__Data excerpts__:
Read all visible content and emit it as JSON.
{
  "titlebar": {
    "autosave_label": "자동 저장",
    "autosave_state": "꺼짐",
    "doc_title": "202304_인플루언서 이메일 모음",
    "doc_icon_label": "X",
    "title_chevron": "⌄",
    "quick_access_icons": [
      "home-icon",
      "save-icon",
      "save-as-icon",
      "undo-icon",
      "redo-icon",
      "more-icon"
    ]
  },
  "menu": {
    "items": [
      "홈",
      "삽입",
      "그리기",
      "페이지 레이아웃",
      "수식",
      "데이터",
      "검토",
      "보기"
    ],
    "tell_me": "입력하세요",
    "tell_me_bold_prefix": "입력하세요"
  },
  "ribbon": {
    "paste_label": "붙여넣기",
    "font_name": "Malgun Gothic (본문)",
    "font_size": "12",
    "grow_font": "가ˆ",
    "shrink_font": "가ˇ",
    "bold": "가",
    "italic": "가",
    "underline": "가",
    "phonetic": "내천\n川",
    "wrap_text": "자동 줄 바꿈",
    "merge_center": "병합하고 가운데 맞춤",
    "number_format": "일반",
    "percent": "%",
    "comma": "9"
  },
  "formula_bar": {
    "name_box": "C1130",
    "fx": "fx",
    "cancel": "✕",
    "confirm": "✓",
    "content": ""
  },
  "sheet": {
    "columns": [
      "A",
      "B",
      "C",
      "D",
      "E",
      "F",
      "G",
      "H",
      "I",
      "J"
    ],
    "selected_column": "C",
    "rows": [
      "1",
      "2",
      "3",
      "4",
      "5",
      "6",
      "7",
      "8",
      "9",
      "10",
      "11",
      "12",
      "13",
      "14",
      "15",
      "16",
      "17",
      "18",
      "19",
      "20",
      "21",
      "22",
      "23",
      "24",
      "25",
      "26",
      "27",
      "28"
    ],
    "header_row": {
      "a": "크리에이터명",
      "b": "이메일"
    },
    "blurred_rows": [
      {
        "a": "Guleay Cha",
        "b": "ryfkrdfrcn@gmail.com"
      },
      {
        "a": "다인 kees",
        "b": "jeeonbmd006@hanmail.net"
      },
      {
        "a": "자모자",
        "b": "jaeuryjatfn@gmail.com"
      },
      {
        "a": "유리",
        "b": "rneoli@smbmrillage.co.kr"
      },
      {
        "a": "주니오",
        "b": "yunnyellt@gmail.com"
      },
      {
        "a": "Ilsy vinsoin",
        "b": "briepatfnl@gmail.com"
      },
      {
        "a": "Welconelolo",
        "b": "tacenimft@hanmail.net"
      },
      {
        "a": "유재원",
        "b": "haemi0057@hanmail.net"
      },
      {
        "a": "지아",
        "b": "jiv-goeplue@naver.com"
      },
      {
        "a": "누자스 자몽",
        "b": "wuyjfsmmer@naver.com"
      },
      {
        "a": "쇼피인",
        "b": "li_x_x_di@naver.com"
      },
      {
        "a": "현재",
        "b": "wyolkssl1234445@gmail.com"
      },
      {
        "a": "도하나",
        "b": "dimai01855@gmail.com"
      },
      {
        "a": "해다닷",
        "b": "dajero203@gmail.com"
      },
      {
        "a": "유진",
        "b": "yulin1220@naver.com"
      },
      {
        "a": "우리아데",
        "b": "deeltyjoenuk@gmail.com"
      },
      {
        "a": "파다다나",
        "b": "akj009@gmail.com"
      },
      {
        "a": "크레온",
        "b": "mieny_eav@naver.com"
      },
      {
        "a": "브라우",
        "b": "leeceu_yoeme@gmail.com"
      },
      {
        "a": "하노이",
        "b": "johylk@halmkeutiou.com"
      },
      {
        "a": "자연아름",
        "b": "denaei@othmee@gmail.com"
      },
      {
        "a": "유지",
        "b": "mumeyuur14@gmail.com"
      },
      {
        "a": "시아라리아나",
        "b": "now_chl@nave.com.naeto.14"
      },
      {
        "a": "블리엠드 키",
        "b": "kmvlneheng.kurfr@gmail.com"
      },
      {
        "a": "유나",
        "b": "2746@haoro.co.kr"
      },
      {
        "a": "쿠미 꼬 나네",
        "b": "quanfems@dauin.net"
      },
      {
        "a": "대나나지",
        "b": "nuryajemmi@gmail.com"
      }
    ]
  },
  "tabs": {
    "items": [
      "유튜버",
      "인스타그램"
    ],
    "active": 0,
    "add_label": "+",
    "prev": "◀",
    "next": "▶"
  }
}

__Direction__:
Identify each line in the entries with the word "naver" and copy it.

__Solution__:
        "b": "jiv-goeplue@naver.com"
        "b": "wuyjfsmmer@naver.com"
        "b": "li_x_x_di@naver.com"
        "b": "yulin1220@naver.com"
        "b": "mieny_eav@naver.com"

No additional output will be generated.